TASK INSTRUCTIONS:
Bring together all lines of the material below that contain the string "title".

Stored data
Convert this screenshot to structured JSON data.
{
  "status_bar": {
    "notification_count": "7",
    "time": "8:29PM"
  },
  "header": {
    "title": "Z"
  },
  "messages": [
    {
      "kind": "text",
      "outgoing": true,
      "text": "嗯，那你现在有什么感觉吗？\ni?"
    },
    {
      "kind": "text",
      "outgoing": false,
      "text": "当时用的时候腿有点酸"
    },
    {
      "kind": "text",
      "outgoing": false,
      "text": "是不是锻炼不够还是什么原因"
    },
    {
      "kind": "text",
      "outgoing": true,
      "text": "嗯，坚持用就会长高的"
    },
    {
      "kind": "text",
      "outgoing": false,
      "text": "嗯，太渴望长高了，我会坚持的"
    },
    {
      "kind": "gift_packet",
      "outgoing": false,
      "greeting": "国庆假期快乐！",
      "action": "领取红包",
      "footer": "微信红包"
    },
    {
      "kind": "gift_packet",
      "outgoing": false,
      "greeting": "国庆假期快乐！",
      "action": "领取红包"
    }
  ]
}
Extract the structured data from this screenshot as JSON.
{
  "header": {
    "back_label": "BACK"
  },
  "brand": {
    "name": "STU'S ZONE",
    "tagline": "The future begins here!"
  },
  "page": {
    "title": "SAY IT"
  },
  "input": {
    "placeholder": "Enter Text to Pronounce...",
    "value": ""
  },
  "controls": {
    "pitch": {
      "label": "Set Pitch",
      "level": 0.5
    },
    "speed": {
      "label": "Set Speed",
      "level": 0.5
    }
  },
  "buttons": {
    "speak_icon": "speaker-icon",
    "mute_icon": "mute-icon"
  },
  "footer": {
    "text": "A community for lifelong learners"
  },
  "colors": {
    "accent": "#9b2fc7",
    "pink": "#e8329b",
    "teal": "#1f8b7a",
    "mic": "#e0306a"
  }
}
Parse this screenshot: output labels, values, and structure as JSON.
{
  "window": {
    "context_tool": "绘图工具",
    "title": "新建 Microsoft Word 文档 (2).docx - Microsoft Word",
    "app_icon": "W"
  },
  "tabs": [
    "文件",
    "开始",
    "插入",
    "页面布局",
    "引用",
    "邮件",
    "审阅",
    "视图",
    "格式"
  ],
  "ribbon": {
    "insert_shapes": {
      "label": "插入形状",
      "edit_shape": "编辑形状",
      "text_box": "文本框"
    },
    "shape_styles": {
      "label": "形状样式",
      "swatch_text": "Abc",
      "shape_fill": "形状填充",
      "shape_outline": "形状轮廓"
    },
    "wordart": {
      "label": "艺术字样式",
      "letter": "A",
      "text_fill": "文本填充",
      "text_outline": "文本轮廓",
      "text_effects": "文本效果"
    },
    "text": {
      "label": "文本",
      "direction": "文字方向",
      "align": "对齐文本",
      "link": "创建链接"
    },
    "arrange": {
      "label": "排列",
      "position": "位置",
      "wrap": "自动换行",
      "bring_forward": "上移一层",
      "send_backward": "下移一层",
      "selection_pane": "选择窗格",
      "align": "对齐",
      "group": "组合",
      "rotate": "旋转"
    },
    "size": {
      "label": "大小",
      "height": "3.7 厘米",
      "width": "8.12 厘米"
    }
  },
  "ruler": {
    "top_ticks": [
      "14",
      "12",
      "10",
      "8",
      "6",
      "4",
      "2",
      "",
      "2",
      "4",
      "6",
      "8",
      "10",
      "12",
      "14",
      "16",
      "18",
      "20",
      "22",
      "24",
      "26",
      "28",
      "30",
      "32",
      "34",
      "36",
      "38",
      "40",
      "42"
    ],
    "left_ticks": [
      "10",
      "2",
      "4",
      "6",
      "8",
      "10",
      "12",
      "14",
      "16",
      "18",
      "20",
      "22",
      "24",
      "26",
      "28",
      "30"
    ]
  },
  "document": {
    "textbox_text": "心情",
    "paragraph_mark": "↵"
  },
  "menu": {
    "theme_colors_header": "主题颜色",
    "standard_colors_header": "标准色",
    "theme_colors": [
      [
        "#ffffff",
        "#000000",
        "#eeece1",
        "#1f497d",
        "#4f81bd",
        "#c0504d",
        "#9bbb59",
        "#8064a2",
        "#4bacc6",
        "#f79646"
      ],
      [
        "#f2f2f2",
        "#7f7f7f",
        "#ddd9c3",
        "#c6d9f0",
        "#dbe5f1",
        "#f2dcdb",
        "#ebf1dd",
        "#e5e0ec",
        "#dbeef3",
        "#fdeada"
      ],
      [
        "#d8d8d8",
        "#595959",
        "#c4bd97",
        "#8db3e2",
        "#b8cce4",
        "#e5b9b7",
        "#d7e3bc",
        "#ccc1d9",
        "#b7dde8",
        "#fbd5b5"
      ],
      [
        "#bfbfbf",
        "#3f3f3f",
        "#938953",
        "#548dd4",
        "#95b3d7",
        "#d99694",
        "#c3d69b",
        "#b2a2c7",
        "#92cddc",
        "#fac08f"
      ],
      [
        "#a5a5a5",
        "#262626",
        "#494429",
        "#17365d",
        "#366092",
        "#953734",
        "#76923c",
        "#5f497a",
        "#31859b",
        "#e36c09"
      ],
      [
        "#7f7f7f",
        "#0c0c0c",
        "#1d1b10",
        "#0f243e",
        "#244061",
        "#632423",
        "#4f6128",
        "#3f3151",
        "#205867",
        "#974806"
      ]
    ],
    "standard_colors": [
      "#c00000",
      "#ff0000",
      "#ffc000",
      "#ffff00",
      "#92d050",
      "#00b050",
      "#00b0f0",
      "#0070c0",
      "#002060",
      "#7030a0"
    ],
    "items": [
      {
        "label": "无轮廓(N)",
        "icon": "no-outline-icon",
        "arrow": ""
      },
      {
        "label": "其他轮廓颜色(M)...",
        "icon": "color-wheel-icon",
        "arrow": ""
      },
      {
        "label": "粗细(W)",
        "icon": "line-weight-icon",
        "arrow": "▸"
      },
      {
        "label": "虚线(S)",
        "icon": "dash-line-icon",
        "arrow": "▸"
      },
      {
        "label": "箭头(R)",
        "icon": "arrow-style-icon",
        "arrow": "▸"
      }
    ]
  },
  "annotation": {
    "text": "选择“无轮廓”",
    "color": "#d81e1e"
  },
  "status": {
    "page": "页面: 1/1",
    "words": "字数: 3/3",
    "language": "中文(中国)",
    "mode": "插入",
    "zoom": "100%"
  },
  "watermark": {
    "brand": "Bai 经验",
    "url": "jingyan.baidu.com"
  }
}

THE RESULT:
    "title": "Z"
    "title": "SAY IT"
    "title": "新建 Microsoft Word 文档 (2).docx - Microsoft Word",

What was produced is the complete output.